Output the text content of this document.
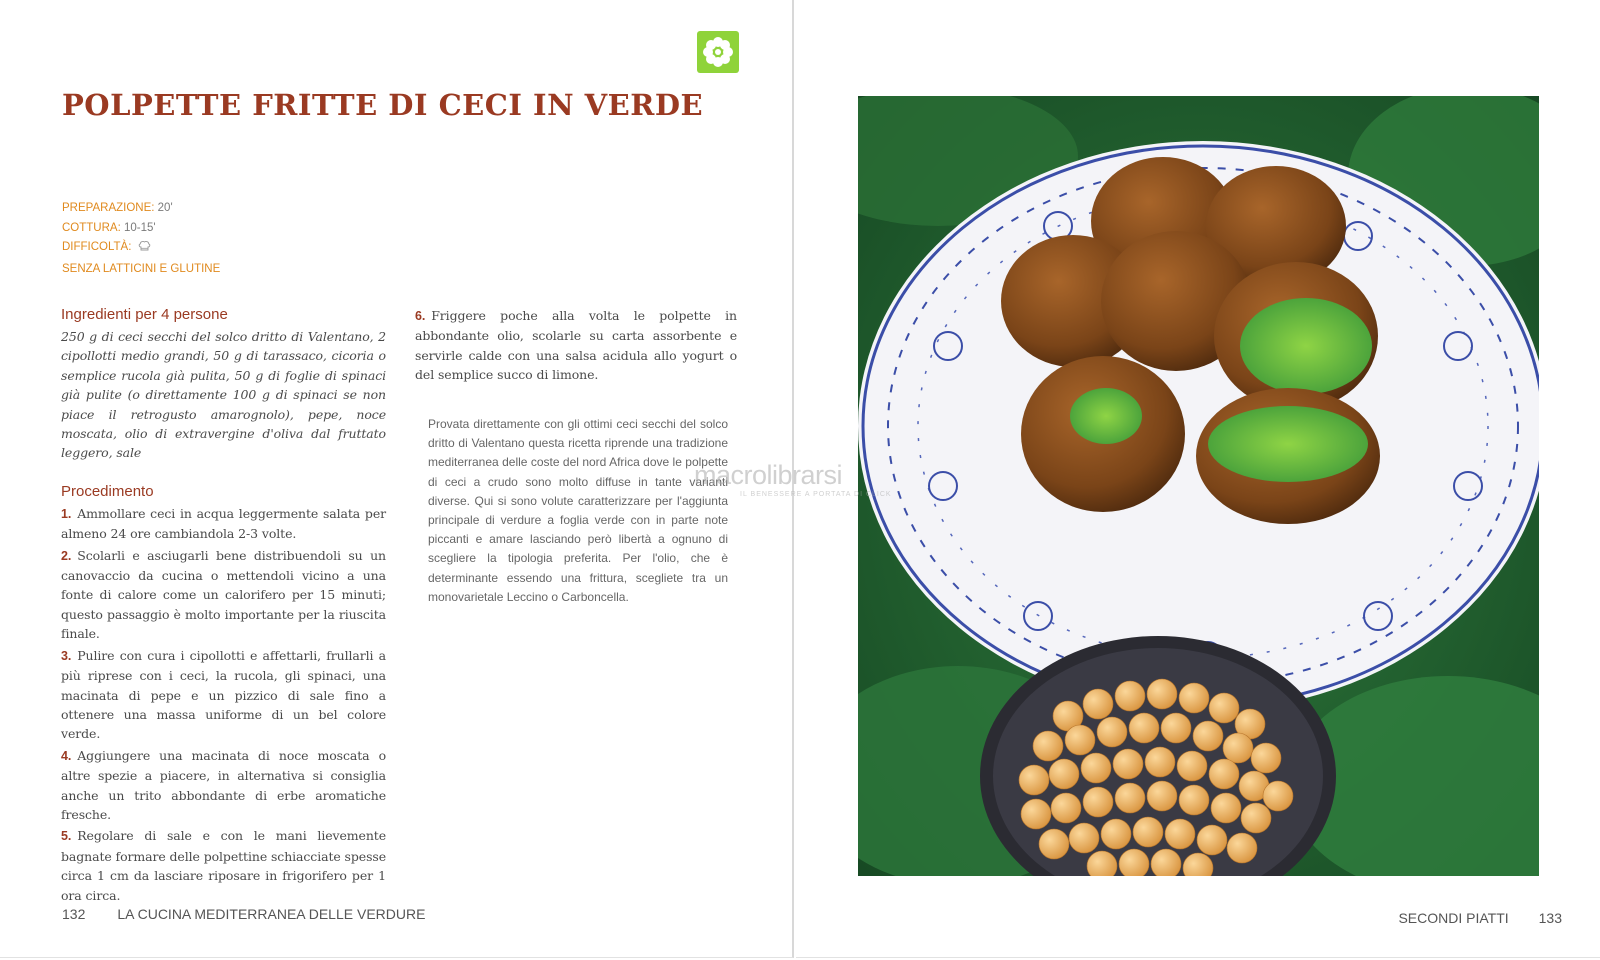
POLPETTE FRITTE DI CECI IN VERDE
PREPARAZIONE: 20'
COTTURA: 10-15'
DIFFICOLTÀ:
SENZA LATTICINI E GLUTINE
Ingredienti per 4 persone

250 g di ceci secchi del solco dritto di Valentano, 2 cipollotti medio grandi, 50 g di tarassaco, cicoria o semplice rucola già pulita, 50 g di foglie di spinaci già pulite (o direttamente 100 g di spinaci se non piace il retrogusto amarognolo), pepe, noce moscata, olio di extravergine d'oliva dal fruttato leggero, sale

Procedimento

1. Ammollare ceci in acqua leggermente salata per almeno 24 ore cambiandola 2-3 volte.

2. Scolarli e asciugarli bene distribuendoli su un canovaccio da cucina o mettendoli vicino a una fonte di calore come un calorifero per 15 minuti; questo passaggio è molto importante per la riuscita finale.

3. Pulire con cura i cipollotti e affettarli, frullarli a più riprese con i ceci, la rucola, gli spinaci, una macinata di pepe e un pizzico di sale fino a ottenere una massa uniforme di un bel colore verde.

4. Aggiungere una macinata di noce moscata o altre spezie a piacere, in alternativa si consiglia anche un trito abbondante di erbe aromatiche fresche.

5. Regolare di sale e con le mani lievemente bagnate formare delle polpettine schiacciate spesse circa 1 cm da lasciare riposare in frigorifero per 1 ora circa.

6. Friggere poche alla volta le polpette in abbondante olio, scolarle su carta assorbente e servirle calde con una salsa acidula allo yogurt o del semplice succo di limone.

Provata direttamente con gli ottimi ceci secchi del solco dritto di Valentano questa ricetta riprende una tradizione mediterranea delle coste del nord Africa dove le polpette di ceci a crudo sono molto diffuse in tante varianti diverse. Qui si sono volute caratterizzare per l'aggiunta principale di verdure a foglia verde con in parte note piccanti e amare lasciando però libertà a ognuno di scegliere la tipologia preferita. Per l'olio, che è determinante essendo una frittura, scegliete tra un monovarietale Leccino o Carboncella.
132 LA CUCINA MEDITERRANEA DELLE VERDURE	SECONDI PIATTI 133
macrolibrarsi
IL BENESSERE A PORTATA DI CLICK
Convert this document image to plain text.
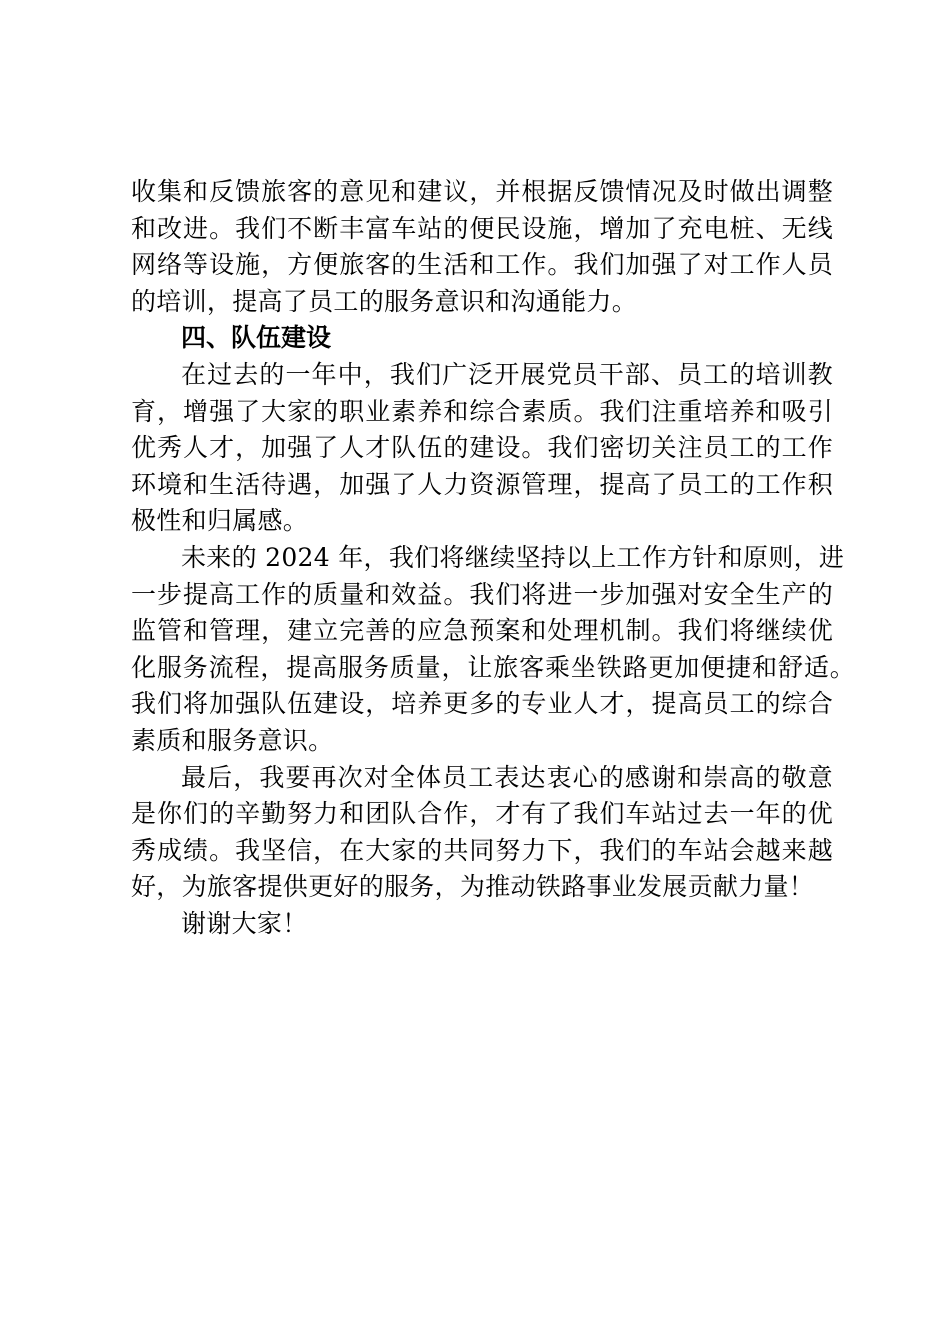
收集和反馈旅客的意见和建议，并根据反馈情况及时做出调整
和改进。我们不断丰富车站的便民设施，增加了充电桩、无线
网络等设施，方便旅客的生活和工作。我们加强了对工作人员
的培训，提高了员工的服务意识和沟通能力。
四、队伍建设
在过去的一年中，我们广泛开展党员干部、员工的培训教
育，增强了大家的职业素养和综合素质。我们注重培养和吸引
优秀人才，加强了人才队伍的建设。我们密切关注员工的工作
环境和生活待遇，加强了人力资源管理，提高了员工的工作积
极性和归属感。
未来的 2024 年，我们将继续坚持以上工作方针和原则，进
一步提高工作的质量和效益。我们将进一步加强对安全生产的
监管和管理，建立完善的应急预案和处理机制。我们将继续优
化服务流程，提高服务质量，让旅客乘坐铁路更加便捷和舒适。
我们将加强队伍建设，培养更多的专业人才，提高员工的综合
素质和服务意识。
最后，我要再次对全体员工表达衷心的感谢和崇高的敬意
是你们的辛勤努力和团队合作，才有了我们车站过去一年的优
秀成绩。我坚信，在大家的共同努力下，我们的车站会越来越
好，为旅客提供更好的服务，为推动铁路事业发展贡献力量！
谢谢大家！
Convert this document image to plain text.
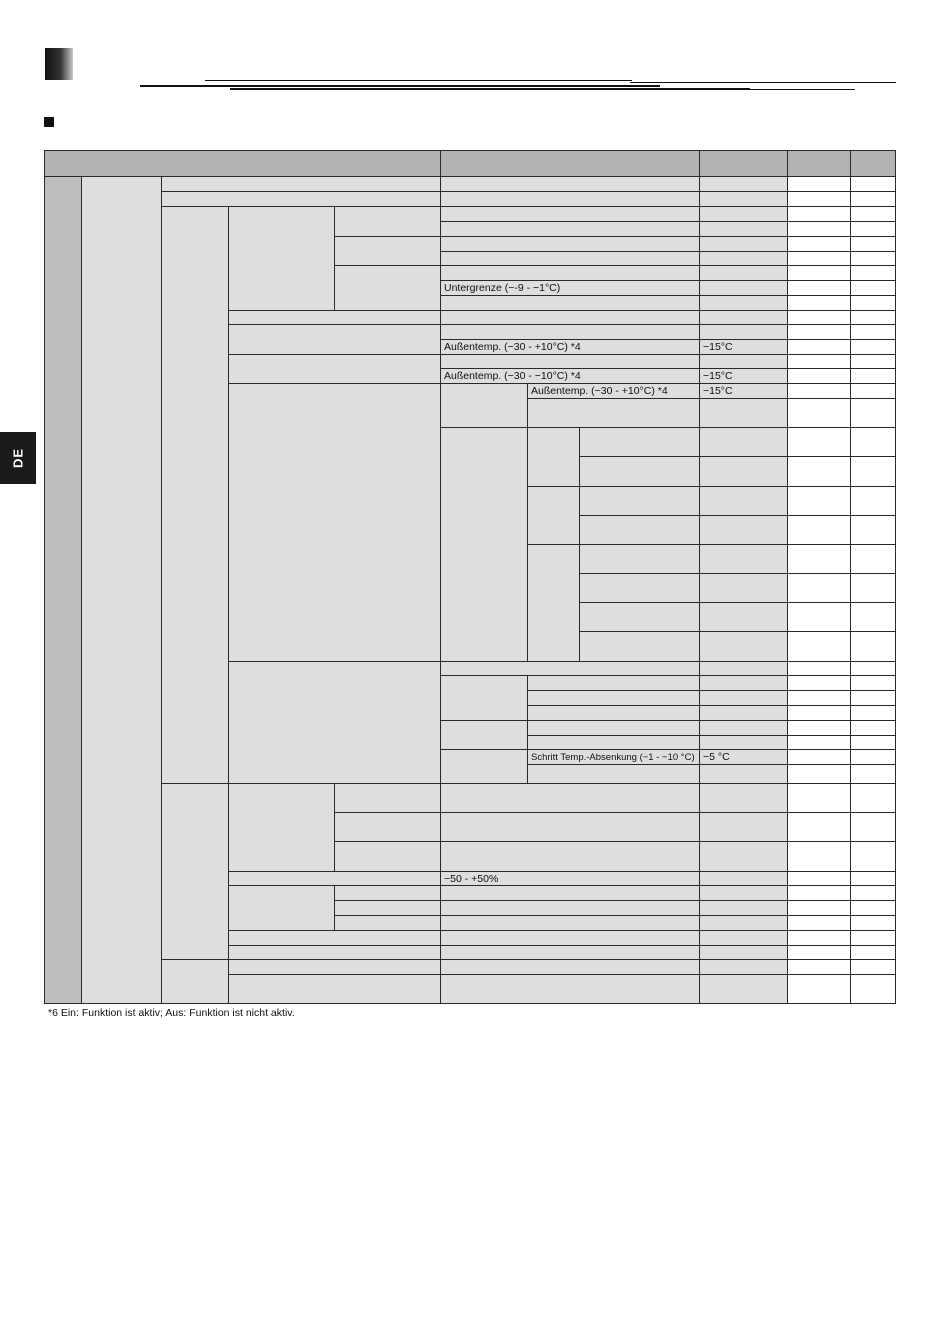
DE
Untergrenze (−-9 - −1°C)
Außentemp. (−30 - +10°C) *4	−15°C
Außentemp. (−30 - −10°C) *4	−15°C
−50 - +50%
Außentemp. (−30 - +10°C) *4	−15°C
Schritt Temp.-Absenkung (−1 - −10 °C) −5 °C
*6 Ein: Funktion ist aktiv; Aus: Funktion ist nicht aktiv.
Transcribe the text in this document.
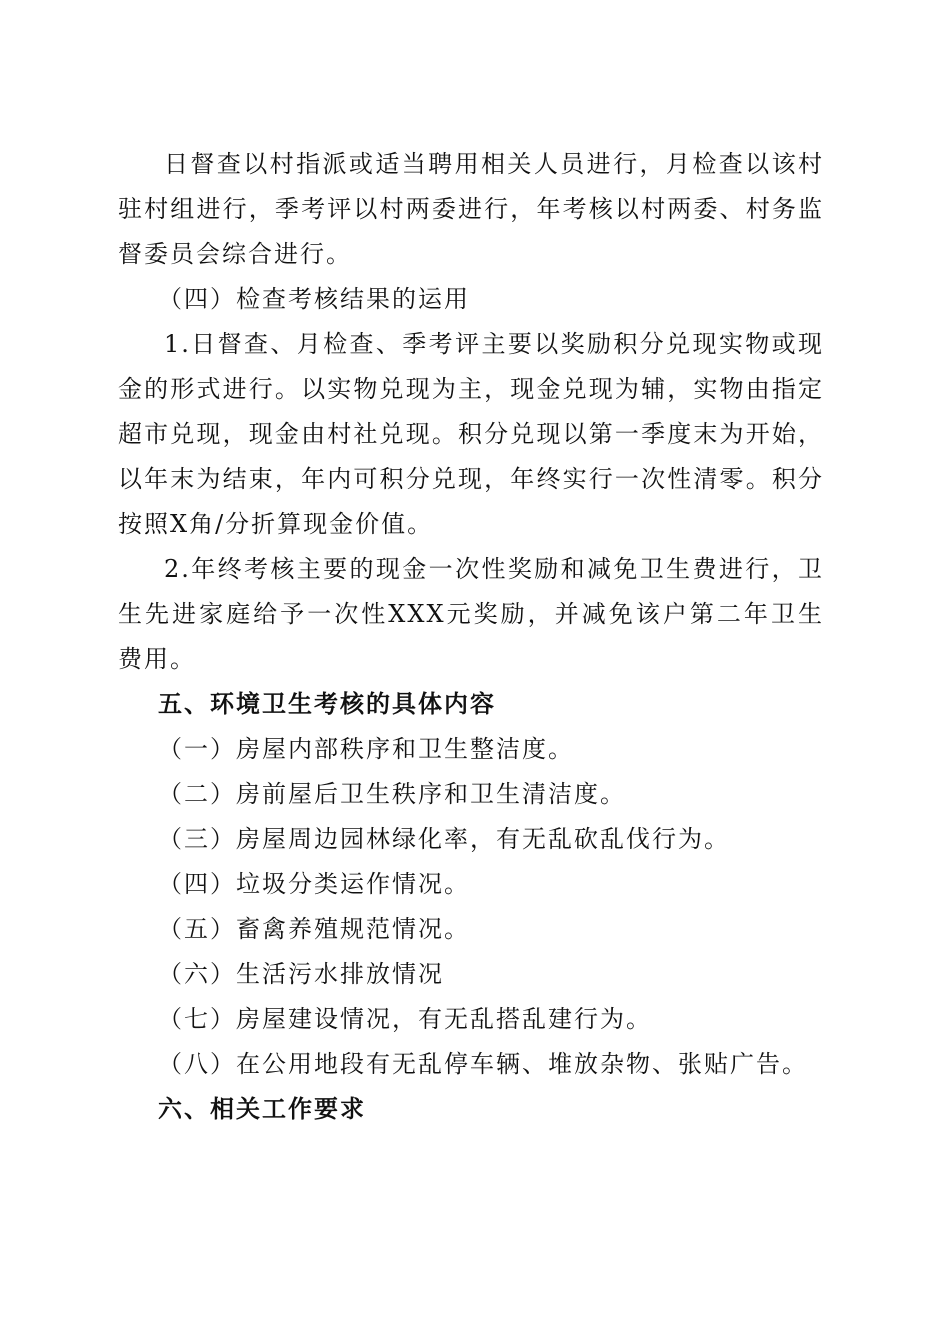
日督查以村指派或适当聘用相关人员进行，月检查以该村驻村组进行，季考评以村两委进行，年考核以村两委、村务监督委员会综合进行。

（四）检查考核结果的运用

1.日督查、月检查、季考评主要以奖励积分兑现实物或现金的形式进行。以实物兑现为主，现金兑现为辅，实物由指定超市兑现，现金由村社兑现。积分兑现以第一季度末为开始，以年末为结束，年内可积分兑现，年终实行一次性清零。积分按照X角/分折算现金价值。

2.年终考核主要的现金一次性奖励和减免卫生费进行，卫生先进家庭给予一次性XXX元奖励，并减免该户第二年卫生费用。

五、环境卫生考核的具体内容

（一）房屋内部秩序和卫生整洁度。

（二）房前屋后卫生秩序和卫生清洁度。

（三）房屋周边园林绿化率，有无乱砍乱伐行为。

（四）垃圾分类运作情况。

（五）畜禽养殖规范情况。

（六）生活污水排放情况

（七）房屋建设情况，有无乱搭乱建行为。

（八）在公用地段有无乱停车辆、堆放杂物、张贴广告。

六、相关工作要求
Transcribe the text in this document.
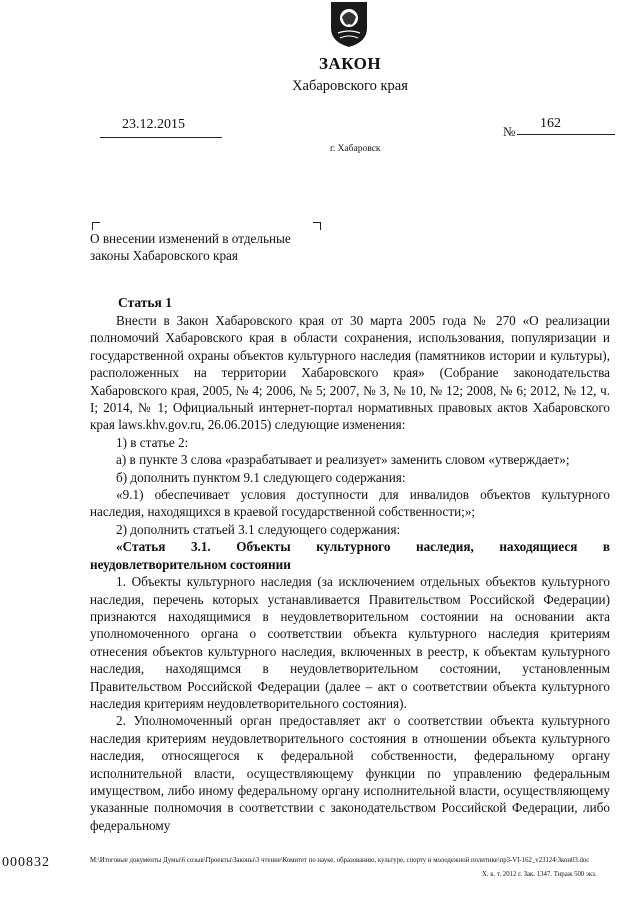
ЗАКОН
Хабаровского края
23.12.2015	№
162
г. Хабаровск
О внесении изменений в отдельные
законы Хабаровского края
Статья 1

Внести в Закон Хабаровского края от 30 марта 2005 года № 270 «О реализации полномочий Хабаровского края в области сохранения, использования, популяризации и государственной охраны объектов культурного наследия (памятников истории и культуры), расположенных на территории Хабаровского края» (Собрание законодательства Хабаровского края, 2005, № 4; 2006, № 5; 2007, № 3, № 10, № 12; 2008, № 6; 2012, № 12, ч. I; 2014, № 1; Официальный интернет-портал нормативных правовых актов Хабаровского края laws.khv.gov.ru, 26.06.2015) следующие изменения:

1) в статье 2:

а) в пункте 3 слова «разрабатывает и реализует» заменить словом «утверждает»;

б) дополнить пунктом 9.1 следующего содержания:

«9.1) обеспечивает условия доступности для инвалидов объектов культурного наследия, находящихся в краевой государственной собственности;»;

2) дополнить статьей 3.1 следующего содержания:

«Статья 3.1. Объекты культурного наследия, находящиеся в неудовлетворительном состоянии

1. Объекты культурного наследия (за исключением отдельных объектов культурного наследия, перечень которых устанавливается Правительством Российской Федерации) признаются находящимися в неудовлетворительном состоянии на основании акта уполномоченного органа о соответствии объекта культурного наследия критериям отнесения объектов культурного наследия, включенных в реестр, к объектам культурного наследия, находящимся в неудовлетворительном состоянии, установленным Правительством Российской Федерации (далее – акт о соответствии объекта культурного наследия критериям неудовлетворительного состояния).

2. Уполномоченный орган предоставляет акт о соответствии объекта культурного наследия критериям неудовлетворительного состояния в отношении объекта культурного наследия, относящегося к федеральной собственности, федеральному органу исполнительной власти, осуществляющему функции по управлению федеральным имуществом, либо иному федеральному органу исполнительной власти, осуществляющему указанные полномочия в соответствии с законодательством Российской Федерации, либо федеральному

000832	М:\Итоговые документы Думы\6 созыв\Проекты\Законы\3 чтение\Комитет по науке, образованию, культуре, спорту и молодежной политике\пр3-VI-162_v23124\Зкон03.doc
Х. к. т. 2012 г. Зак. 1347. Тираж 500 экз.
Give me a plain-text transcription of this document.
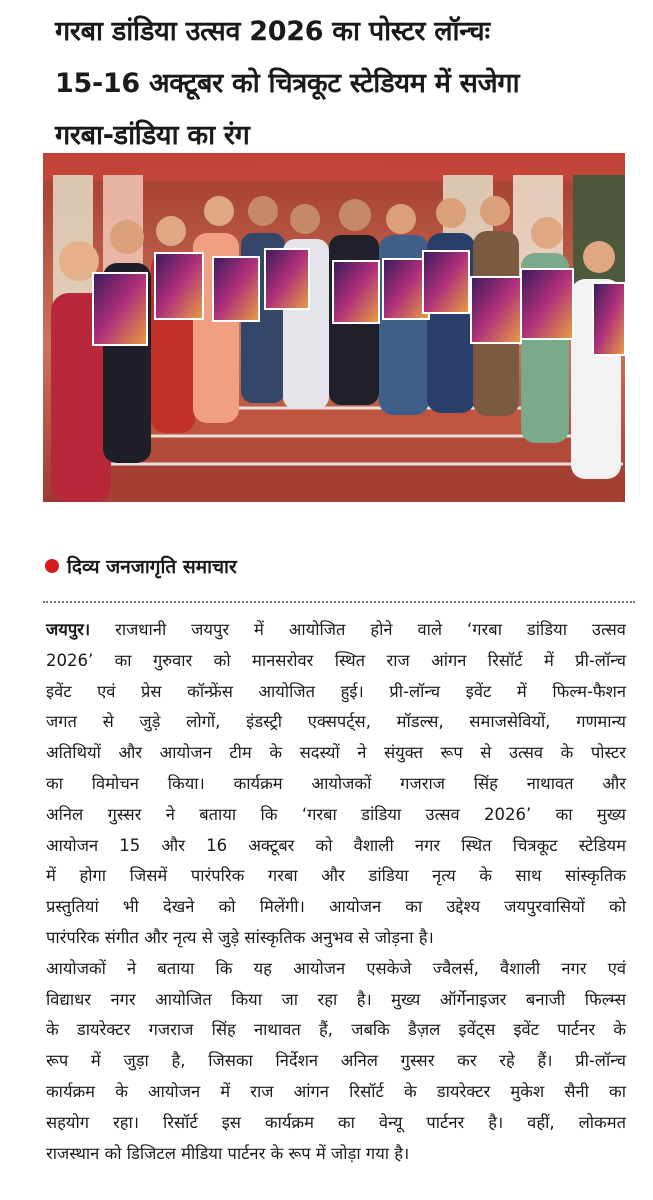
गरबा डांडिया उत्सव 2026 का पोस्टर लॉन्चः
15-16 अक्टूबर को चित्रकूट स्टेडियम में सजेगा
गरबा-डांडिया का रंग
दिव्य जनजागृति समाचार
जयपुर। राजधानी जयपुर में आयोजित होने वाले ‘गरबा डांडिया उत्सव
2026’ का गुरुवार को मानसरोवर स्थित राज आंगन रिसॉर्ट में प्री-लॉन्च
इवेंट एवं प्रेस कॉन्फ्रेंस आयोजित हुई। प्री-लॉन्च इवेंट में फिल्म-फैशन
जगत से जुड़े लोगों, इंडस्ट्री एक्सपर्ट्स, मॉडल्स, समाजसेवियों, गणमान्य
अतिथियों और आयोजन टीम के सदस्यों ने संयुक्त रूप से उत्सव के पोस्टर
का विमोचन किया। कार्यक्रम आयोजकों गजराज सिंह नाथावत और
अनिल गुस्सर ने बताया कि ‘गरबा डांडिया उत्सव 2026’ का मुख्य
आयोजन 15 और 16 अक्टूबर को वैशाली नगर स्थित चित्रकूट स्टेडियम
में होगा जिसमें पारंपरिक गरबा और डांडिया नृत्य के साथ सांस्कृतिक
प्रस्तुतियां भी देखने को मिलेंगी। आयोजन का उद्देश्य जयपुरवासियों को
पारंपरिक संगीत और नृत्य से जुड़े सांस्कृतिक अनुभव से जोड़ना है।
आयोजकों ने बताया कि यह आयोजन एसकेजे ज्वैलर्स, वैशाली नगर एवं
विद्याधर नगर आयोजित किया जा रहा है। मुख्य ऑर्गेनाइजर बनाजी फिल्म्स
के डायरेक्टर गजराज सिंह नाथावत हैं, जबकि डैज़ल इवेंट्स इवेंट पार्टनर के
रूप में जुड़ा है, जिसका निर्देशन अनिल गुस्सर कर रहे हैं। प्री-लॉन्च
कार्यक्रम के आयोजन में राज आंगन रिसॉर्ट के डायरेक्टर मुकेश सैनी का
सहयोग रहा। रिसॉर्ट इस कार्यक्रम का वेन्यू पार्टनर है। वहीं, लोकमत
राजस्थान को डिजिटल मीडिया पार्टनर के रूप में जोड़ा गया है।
* * *
§ YOUR GOAL
Locate each line with the word "direttamente" and copy it.

§ WRITTEN REPLY
250 g di ceci secchi del solco dritto di Valentano, 2 cipollotti medio grandi, 50 g di tarassaco, cicoria o semplice rucola già pulita, 50 g di foglie di spinaci già pulite (o direttamente 100 g di spinaci se non piace il retrogusto amarognolo), pepe, noce moscata, olio di extravergine d'oliva dal fruttato leggero, sale
Provata direttamente con gli ottimi ceci secchi del solco dritto di Valentano questa ricetta riprende una tradizione mediterranea delle coste del nord Africa dove le polpette di ceci a crudo sono molto diffuse in tante varianti diverse. Qui si sono volute caratterizzare per l'aggiunta principale di verdure a foglia verde con in parte note piccanti e amare lasciando però libertà a ognuno di scegliere la tipologia preferita. Per l'olio, che è determinante essendo una frittura, scegliete tra un monovarietale Leccino o Carboncella.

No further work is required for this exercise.